Given task: Reproduce each line of the material exactly, minus any picture.

Data provided:
## start

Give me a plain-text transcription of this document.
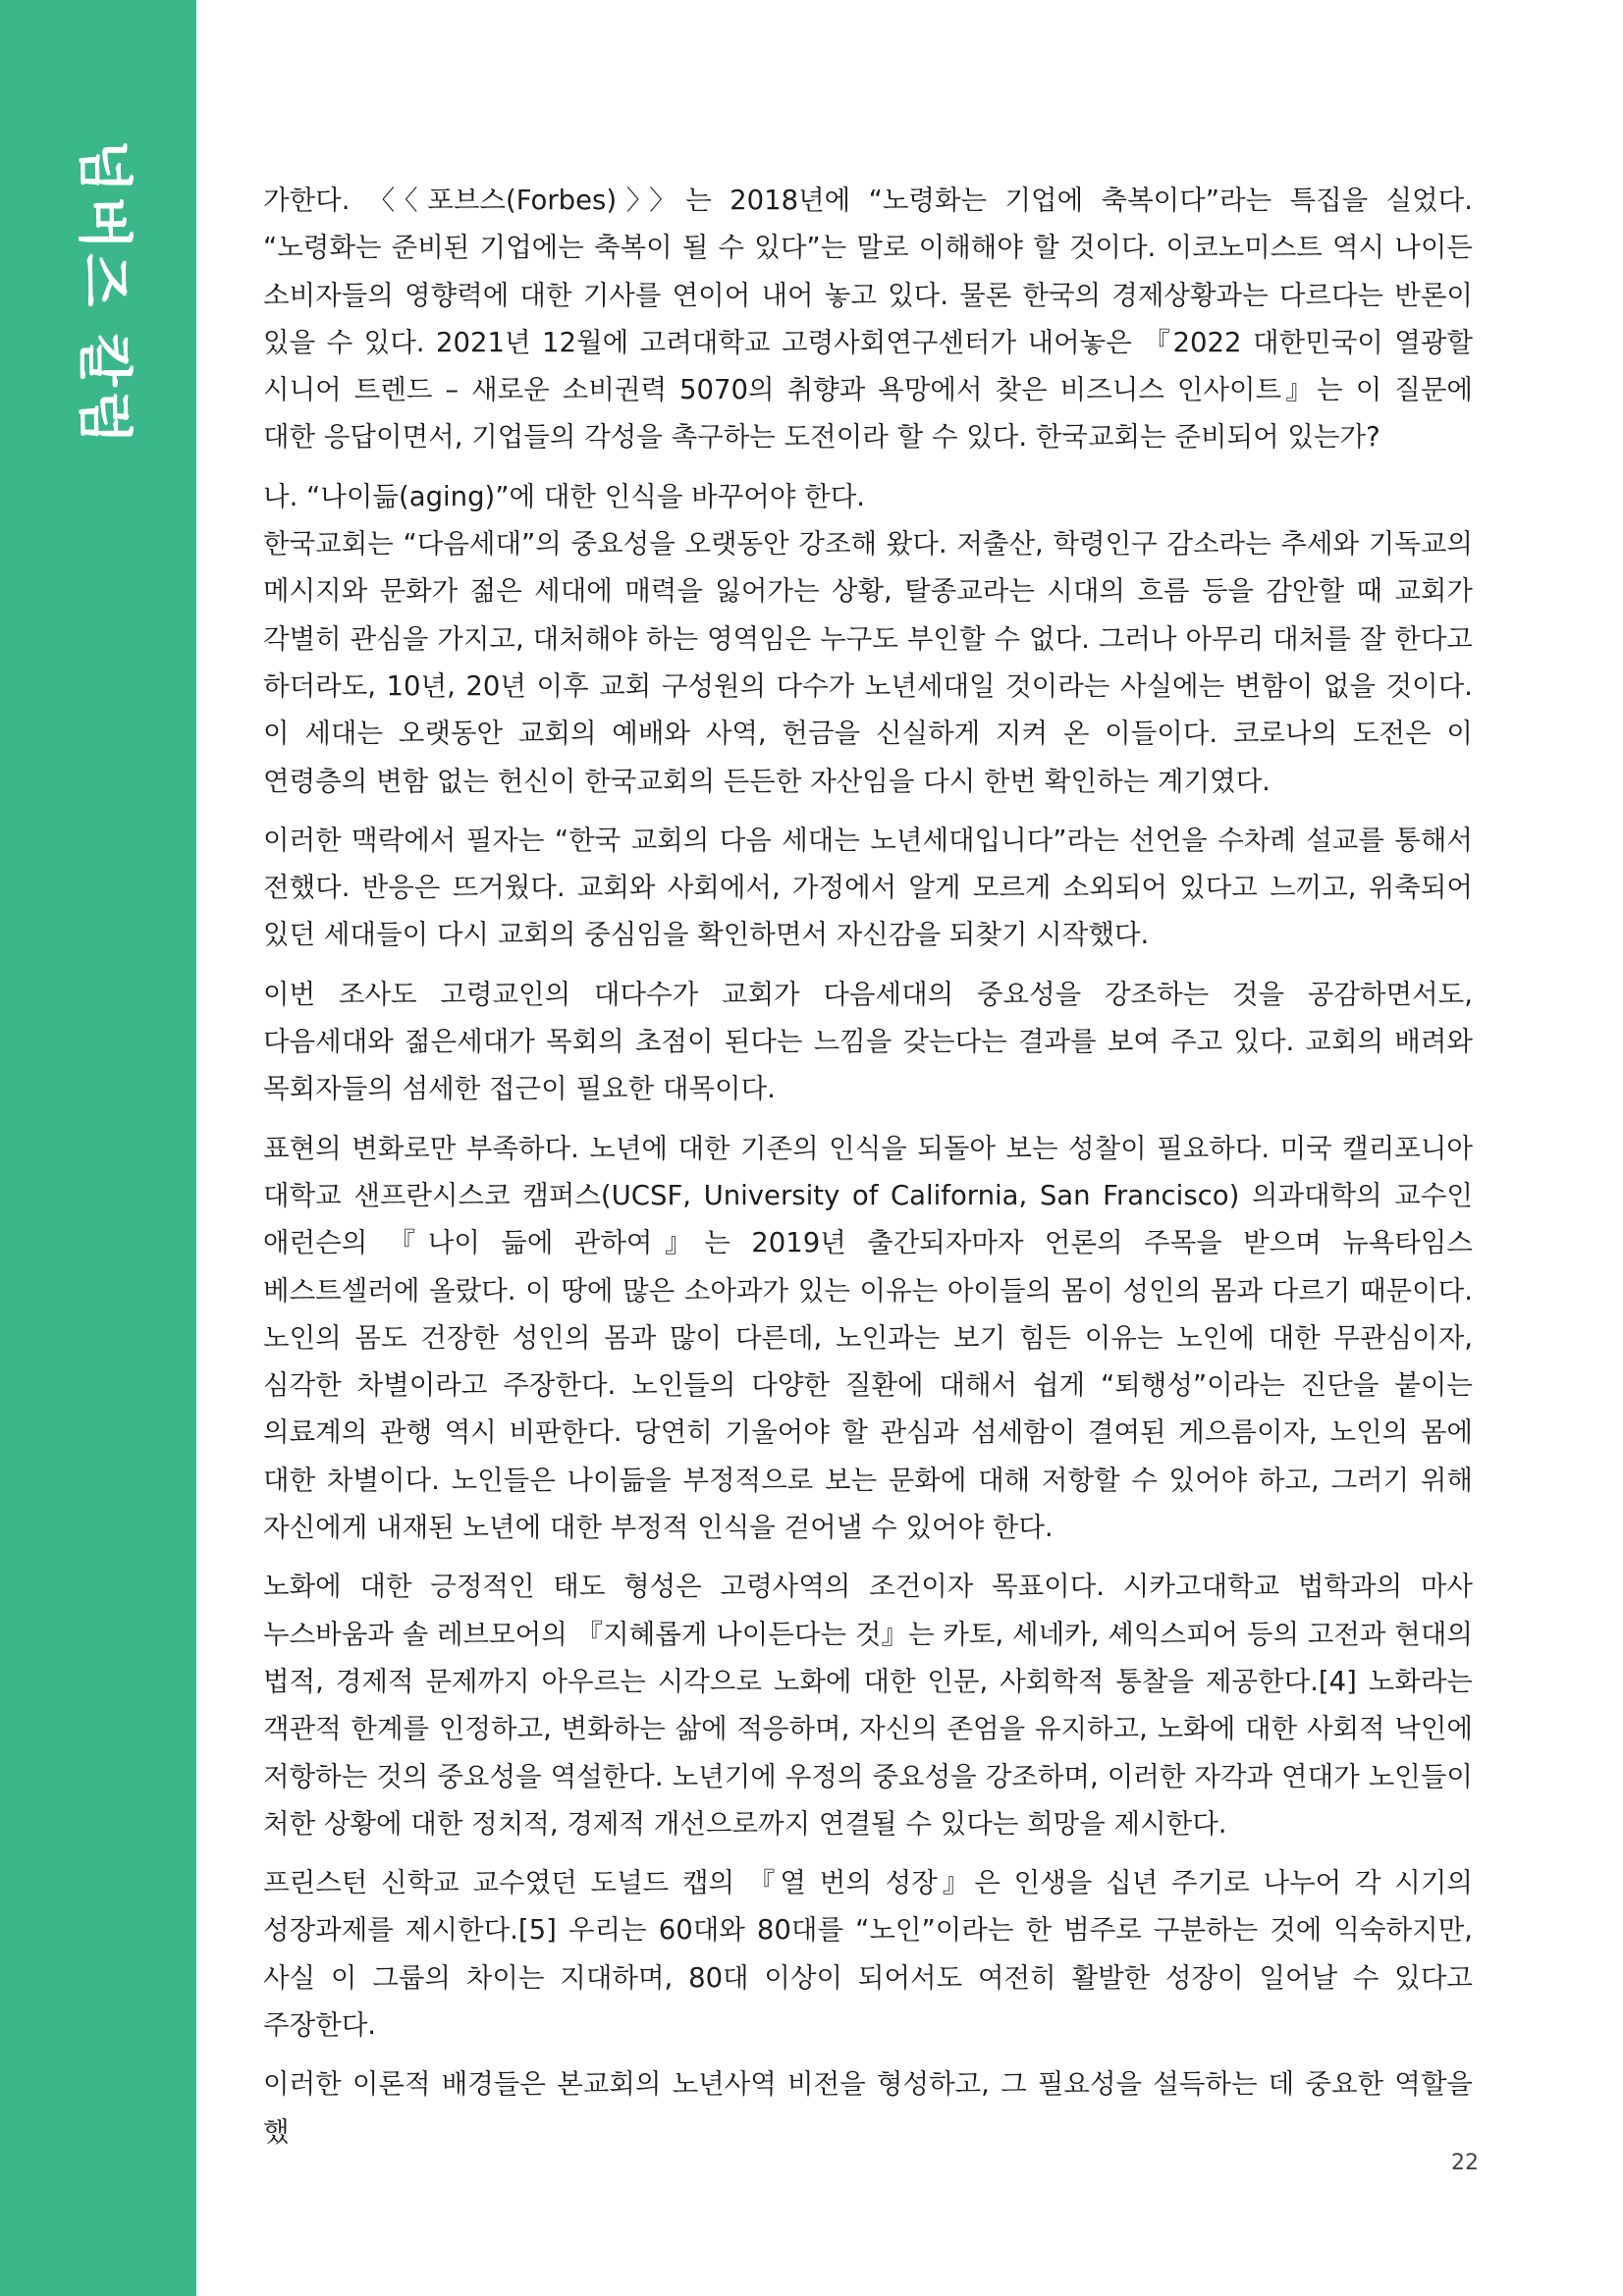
넘버즈 칼럼	가한다. 〈〈포브스(Forbes)〉〉는 2018년에 “노령화는 기업에 축복이다”라는 특집을 실었다. “노령화는 준비된 기업에는 축복이 될 수 있다”는 말로 이해해야 할 것이다. 이코노미스트 역시 나이든 소비자들의 영향력에 대한 기사를 연이어 내어 놓고 있다. 물론 한국의 경제상황과는 다르다는 반론이 있을 수 있다. 2021년 12월에 고려대학교 고령사회연구센터가 내어놓은 『2022 대한민국이 열광할 시니어 트렌드 – 새로운 소비권력 5070의 취향과 욕망에서 찾은 비즈니스 인사이트』는 이 질문에 대한 응답이면서, 기업들의 각성을 촉구하는 도전이라 할 수 있다. 한국교회는 준비되어 있는가?

나. “나이듦(aging)”에 대한 인식을 바꾸어야 한다.

한국교회는 “다음세대”의 중요성을 오랫동안 강조해 왔다. 저출산, 학령인구 감소라는 추세와 기독교의 메시지와 문화가 젊은 세대에 매력을 잃어가는 상황, 탈종교라는 시대의 흐름 등을 감안할 때 교회가 각별히 관심을 가지고, 대처해야 하는 영역임은 누구도 부인할 수 없다. 그러나 아무리 대처를 잘 한다고 하더라도, 10년, 20년 이후 교회 구성원의 다수가 노년세대일 것이라는 사실에는 변함이 없을 것이다. 이 세대는 오랫동안 교회의 예배와 사역, 헌금을 신실하게 지켜 온 이들이다. 코로나의 도전은 이 연령층의 변함 없는 헌신이 한국교회의 든든한 자산임을 다시 한번 확인하는 계기였다.

이러한 맥락에서 필자는 “한국 교회의 다음 세대는 노년세대입니다”라는 선언을 수차례 설교를 통해서 전했다. 반응은 뜨거웠다. 교회와 사회에서, 가정에서 알게 모르게 소외되어 있다고 느끼고, 위축되어 있던 세대들이 다시 교회의 중심임을 확인하면서 자신감을 되찾기 시작했다.

이번 조사도 고령교인의 대다수가 교회가 다음세대의 중요성을 강조하는 것을 공감하면서도, 다음세대와 젊은세대가 목회의 초점이 된다는 느낌을 갖는다는 결과를 보여 주고 있다. 교회의 배려와 목회자들의 섬세한 접근이 필요한 대목이다.

표현의 변화로만 부족하다. 노년에 대한 기존의 인식을 되돌아 보는 성찰이 필요하다. 미국 캘리포니아 대학교 샌프란시스코 캠퍼스(UCSF, University of California, San Francisco) 의과대학의 교수인 애런슨의 『나이 듦에 관하여』는 2019년 출간되자마자 언론의 주목을 받으며 뉴욕타임스 베스트셀러에 올랐다. 이 땅에 많은 소아과가 있는 이유는 아이들의 몸이 성인의 몸과 다르기 때문이다. 노인의 몸도 건장한 성인의 몸과 많이 다른데, 노인과는 보기 힘든 이유는 노인에 대한 무관심이자, 심각한 차별이라고 주장한다. 노인들의 다양한 질환에 대해서 쉽게 “퇴행성”이라는 진단을 붙이는 의료계의 관행 역시 비판한다. 당연히 기울어야 할 관심과 섬세함이 결여된 게으름이자, 노인의 몸에 대한 차별이다. 노인들은 나이듦을 부정적으로 보는 문화에 대해 저항할 수 있어야 하고, 그러기 위해 자신에게 내재된 노년에 대한 부정적 인식을 걷어낼 수 있어야 한다.

노화에 대한 긍정적인 태도 형성은 고령사역의 조건이자 목표이다. 시카고대학교 법학과의 마사 누스바움과 솔 레브모어의 『지혜롭게 나이든다는 것』는 카토, 세네카, 셰익스피어 등의 고전과 현대의 법적, 경제적 문제까지 아우르는 시각으로 노화에 대한 인문, 사회학적 통찰을 제공한다.[4] 노화라는 객관적 한계를 인정하고, 변화하는 삶에 적응하며, 자신의 존엄을 유지하고, 노화에 대한 사회적 낙인에 저항하는 것의 중요성을 역설한다. 노년기에 우정의 중요성을 강조하며, 이러한 자각과 연대가 노인들이 처한 상황에 대한 정치적, 경제적 개선으로까지 연결될 수 있다는 희망을 제시한다.

프린스턴 신학교 교수였던 도널드 캡의 『열 번의 성장』은 인생을 십년 주기로 나누어 각 시기의 성장과제를 제시한다.[5] 우리는 60대와 80대를 “노인”이라는 한 범주로 구분하는 것에 익숙하지만, 사실 이 그룹의 차이는 지대하며, 80대 이상이 되어서도 여전히 활발한 성장이 일어날 수 있다고 주장한다.

이러한 이론적 배경들은 본교회의 노년사역 비전을 형성하고, 그 필요성을 설득하는 데 중요한 역할을 했

22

## end

Answer in full:
Give me a plain-text transcription of this document.
넘버즈 칼럼	가한다. 〈〈포브스(Forbes)〉〉는 2018년에 “노령화는 기업에 축복이다”라는 특집을 실었다. “노령화는 준비된 기업에는 축복이 될 수 있다”는 말로 이해해야 할 것이다. 이코노미스트 역시 나이든 소비자들의 영향력에 대한 기사를 연이어 내어 놓고 있다. 물론 한국의 경제상황과는 다르다는 반론이 있을 수 있다. 2021년 12월에 고려대학교 고령사회연구센터가 내어놓은 『2022 대한민국이 열광할 시니어 트렌드 – 새로운 소비권력 5070의 취향과 욕망에서 찾은 비즈니스 인사이트』는 이 질문에 대한 응답이면서, 기업들의 각성을 촉구하는 도전이라 할 수 있다. 한국교회는 준비되어 있는가?

나. “나이듦(aging)”에 대한 인식을 바꾸어야 한다.

한국교회는 “다음세대”의 중요성을 오랫동안 강조해 왔다. 저출산, 학령인구 감소라는 추세와 기독교의 메시지와 문화가 젊은 세대에 매력을 잃어가는 상황, 탈종교라는 시대의 흐름 등을 감안할 때 교회가 각별히 관심을 가지고, 대처해야 하는 영역임은 누구도 부인할 수 없다. 그러나 아무리 대처를 잘 한다고 하더라도, 10년, 20년 이후 교회 구성원의 다수가 노년세대일 것이라는 사실에는 변함이 없을 것이다. 이 세대는 오랫동안 교회의 예배와 사역, 헌금을 신실하게 지켜 온 이들이다. 코로나의 도전은 이 연령층의 변함 없는 헌신이 한국교회의 든든한 자산임을 다시 한번 확인하는 계기였다.

이러한 맥락에서 필자는 “한국 교회의 다음 세대는 노년세대입니다”라는 선언을 수차례 설교를 통해서 전했다. 반응은 뜨거웠다. 교회와 사회에서, 가정에서 알게 모르게 소외되어 있다고 느끼고, 위축되어 있던 세대들이 다시 교회의 중심임을 확인하면서 자신감을 되찾기 시작했다.

이번 조사도 고령교인의 대다수가 교회가 다음세대의 중요성을 강조하는 것을 공감하면서도, 다음세대와 젊은세대가 목회의 초점이 된다는 느낌을 갖는다는 결과를 보여 주고 있다. 교회의 배려와 목회자들의 섬세한 접근이 필요한 대목이다.

표현의 변화로만 부족하다. 노년에 대한 기존의 인식을 되돌아 보는 성찰이 필요하다. 미국 캘리포니아 대학교 샌프란시스코 캠퍼스(UCSF, University of California, San Francisco) 의과대학의 교수인 애런슨의 『나이 듦에 관하여』는 2019년 출간되자마자 언론의 주목을 받으며 뉴욕타임스 베스트셀러에 올랐다. 이 땅에 많은 소아과가 있는 이유는 아이들의 몸이 성인의 몸과 다르기 때문이다. 노인의 몸도 건장한 성인의 몸과 많이 다른데, 노인과는 보기 힘든 이유는 노인에 대한 무관심이자, 심각한 차별이라고 주장한다. 노인들의 다양한 질환에 대해서 쉽게 “퇴행성”이라는 진단을 붙이는 의료계의 관행 역시 비판한다. 당연히 기울어야 할 관심과 섬세함이 결여된 게으름이자, 노인의 몸에 대한 차별이다. 노인들은 나이듦을 부정적으로 보는 문화에 대해 저항할 수 있어야 하고, 그러기 위해 자신에게 내재된 노년에 대한 부정적 인식을 걷어낼 수 있어야 한다.

노화에 대한 긍정적인 태도 형성은 고령사역의 조건이자 목표이다. 시카고대학교 법학과의 마사 누스바움과 솔 레브모어의 『지혜롭게 나이든다는 것』는 카토, 세네카, 셰익스피어 등의 고전과 현대의 법적, 경제적 문제까지 아우르는 시각으로 노화에 대한 인문, 사회학적 통찰을 제공한다.[4] 노화라는 객관적 한계를 인정하고, 변화하는 삶에 적응하며, 자신의 존엄을 유지하고, 노화에 대한 사회적 낙인에 저항하는 것의 중요성을 역설한다. 노년기에 우정의 중요성을 강조하며, 이러한 자각과 연대가 노인들이 처한 상황에 대한 정치적, 경제적 개선으로까지 연결될 수 있다는 희망을 제시한다.

프린스턴 신학교 교수였던 도널드 캡의 『열 번의 성장』은 인생을 십년 주기로 나누어 각 시기의 성장과제를 제시한다.[5] 우리는 60대와 80대를 “노인”이라는 한 범주로 구분하는 것에 익숙하지만, 사실 이 그룹의 차이는 지대하며, 80대 이상이 되어서도 여전히 활발한 성장이 일어날 수 있다고 주장한다.

이러한 이론적 배경들은 본교회의 노년사역 비전을 형성하고, 그 필요성을 설득하는 데 중요한 역할을 했

22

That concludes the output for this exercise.